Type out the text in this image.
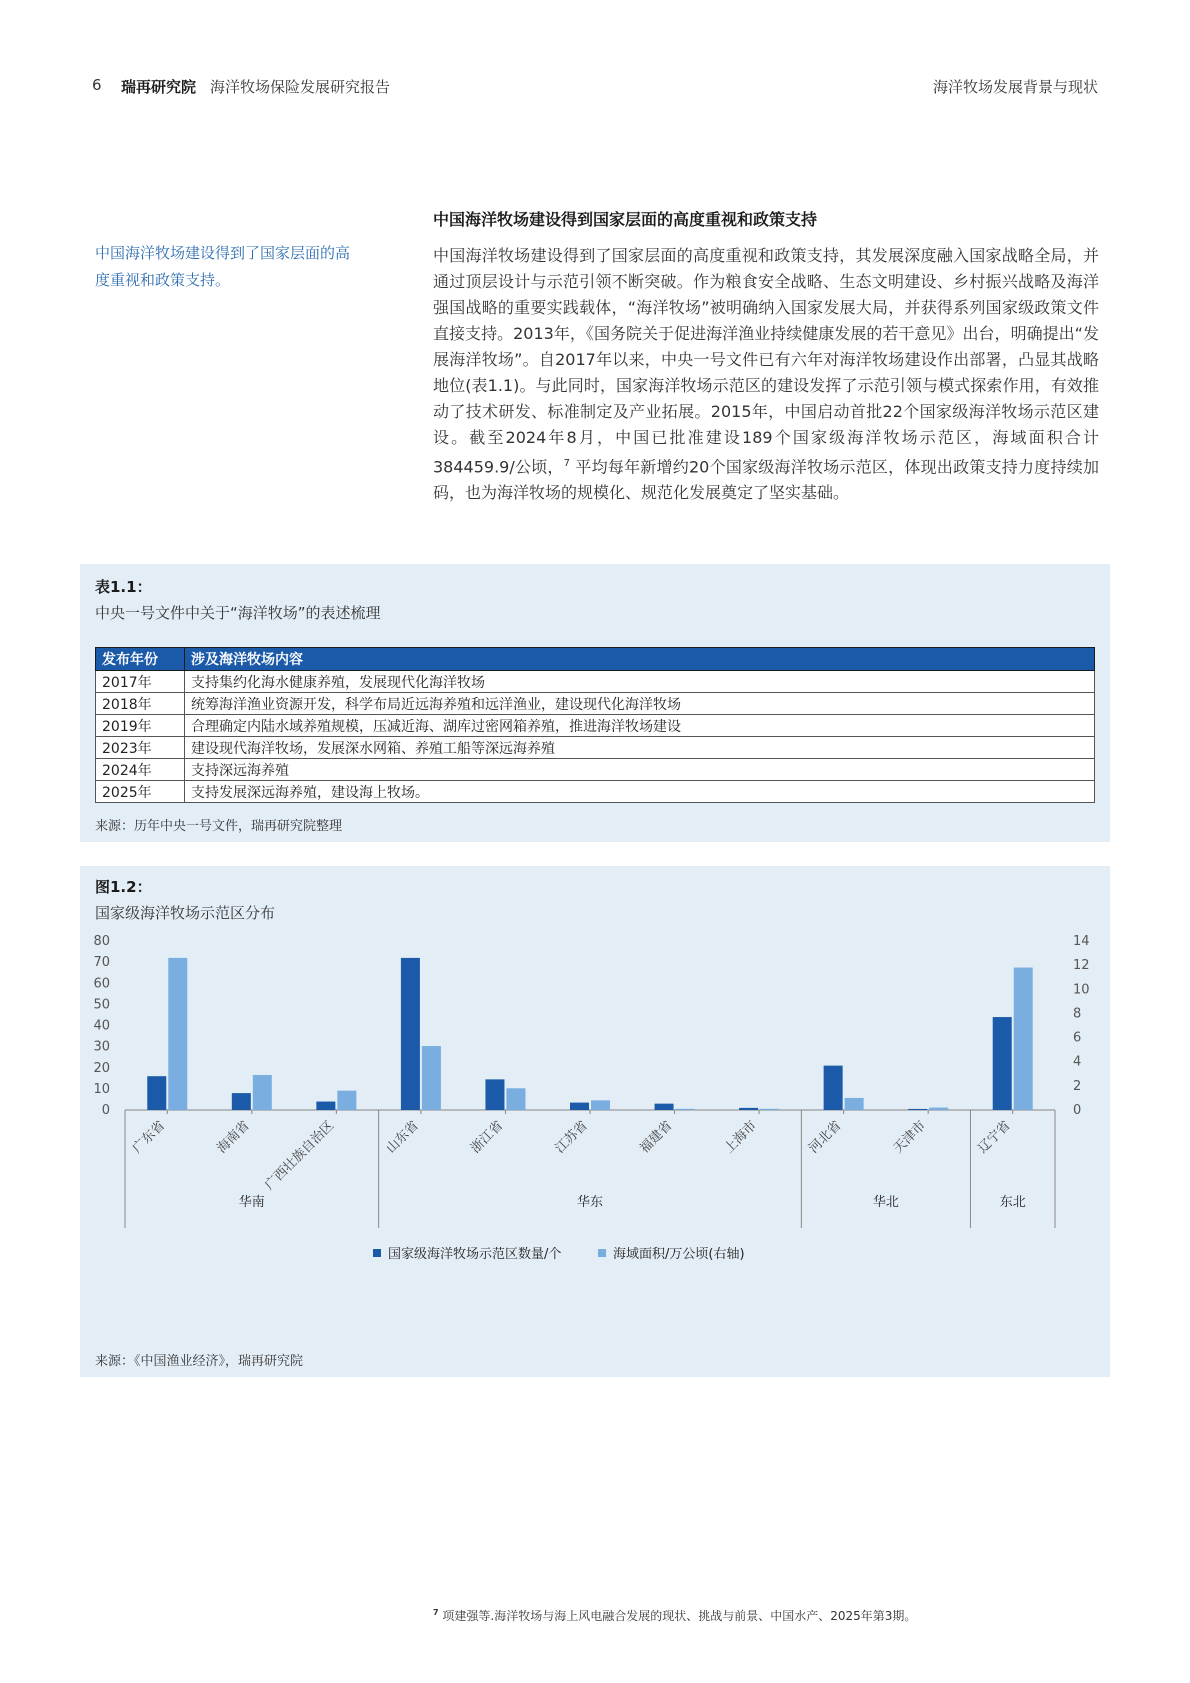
6 瑞再研究院 海洋牧场保险发展研究报告	海洋牧场发展背景与现状
中国海洋牧场建设得到了国家层面的高度重视和政策支持。
中国海洋牧场建设得到国家层面的高度重视和政策支持
中国海洋牧场建设得到了国家层面的高度重视和政策支持，其发展深度融入国家战略全局，并通过顶层设计与示范引领不断突破。作为粮食安全战略、生态文明建设、乡村振兴战略及海洋强国战略的重要实践载体，“海洋牧场”被明确纳入国家发展大局，并获得系列国家级政策文件直接支持。2013年，《国务院关于促进海洋渔业持续健康发展的若干意见》出台，明确提出“发展海洋牧场”。自2017年以来，中央一号文件已有六年对海洋牧场建设作出部署，凸显其战略地位(表1.1)。与此同时，国家海洋牧场示范区的建设发挥了示范引领与模式探索作用，有效推动了技术研发、标准制定及产业拓展。2015年，中国启动首批22个国家级海洋牧场示范区建设。截至2024年8月，中国已批准建设189个国家级海洋牧场示范区，海域面积合计384459.9/公顷，$^7$ 平均每年新增约20个国家级海洋牧场示范区，体现出政策支持力度持续加码，也为海洋牧场的规模化、规范化发展奠定了坚实基础。
表1.1：
中央一号文件中关于“海洋牧场”的表述梳理
发布年份	涉及海洋牧场内容
2017年	支持集约化海水健康养殖，发展现代化海洋牧场
2018年	统筹海洋渔业资源开发，科学布局近远海养殖和远洋渔业，建设现代化海洋牧场
2019年	合理确定内陆水域养殖规模，压减近海、湖库过密网箱养殖，推进海洋牧场建设
2023年	建设现代海洋牧场，发展深水网箱、养殖工船等深远海养殖
2024年	支持深远海养殖
2025年	支持发展深远海养殖，建设海上牧场。
来源：历年中央一号文件，瑞再研究院整理
图1.2：
国家级海洋牧场示范区分布
0
10
20
30
40
50
60
70
80
0
2
4
6
8
10
12
14
广东省	海南省 广西壮族自治区	山东省	浙江省	江苏省	福建省	上海市	河北省	天津市	辽宁省
华南	华东	华北	东北
国家级海洋牧场示范区数量/个	海域面积/万公顷(右轴)
来源：《中国渔业经济》，瑞再研究院
$^7$ 项建强等.海洋牧场与海上风电融合发展的现状、挑战与前景、中国水产、2025年第3期。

> _Your goal_
Transcribe the full listing above exactly as it stands, minus the pictures.

> _Answer in full_
Type out the text in this image.
6 瑞再研究院 海洋牧场保险发展研究报告	海洋牧场发展背景与现状
中国海洋牧场建设得到了国家层面的高度重视和政策支持。
中国海洋牧场建设得到国家层面的高度重视和政策支持
中国海洋牧场建设得到了国家层面的高度重视和政策支持，其发展深度融入国家战略全局，并通过顶层设计与示范引领不断突破。作为粮食安全战略、生态文明建设、乡村振兴战略及海洋强国战略的重要实践载体，“海洋牧场”被明确纳入国家发展大局，并获得系列国家级政策文件直接支持。2013年，《国务院关于促进海洋渔业持续健康发展的若干意见》出台，明确提出“发展海洋牧场”。自2017年以来，中央一号文件已有六年对海洋牧场建设作出部署，凸显其战略地位(表1.1)。与此同时，国家海洋牧场示范区的建设发挥了示范引领与模式探索作用，有效推动了技术研发、标准制定及产业拓展。2015年，中国启动首批22个国家级海洋牧场示范区建设。截至2024年8月，中国已批准建设189个国家级海洋牧场示范区，海域面积合计384459.9/公顷，$^7$ 平均每年新增约20个国家级海洋牧场示范区，体现出政策支持力度持续加码，也为海洋牧场的规模化、规范化发展奠定了坚实基础。
表1.1：
中央一号文件中关于“海洋牧场”的表述梳理
发布年份	涉及海洋牧场内容
2017年	支持集约化海水健康养殖，发展现代化海洋牧场
2018年	统筹海洋渔业资源开发，科学布局近远海养殖和远洋渔业，建设现代化海洋牧场
2019年	合理确定内陆水域养殖规模，压减近海、湖库过密网箱养殖，推进海洋牧场建设
2023年	建设现代海洋牧场，发展深水网箱、养殖工船等深远海养殖
2024年	支持深远海养殖
2025年	支持发展深远海养殖，建设海上牧场。
来源：历年中央一号文件，瑞再研究院整理
图1.2：
国家级海洋牧场示范区分布
0
10
20
30
40
50
60
70
80
0
2
4
6
8
10
12
14
广东省	海南省 广西壮族自治区	山东省	浙江省	江苏省	福建省	上海市	河北省	天津市	辽宁省
华南	华东	华北	东北
国家级海洋牧场示范区数量/个	海域面积/万公顷(右轴)
来源：《中国渔业经济》，瑞再研究院
$^7$ 项建强等.海洋牧场与海上风电融合发展的现状、挑战与前景、中国水产、2025年第3期。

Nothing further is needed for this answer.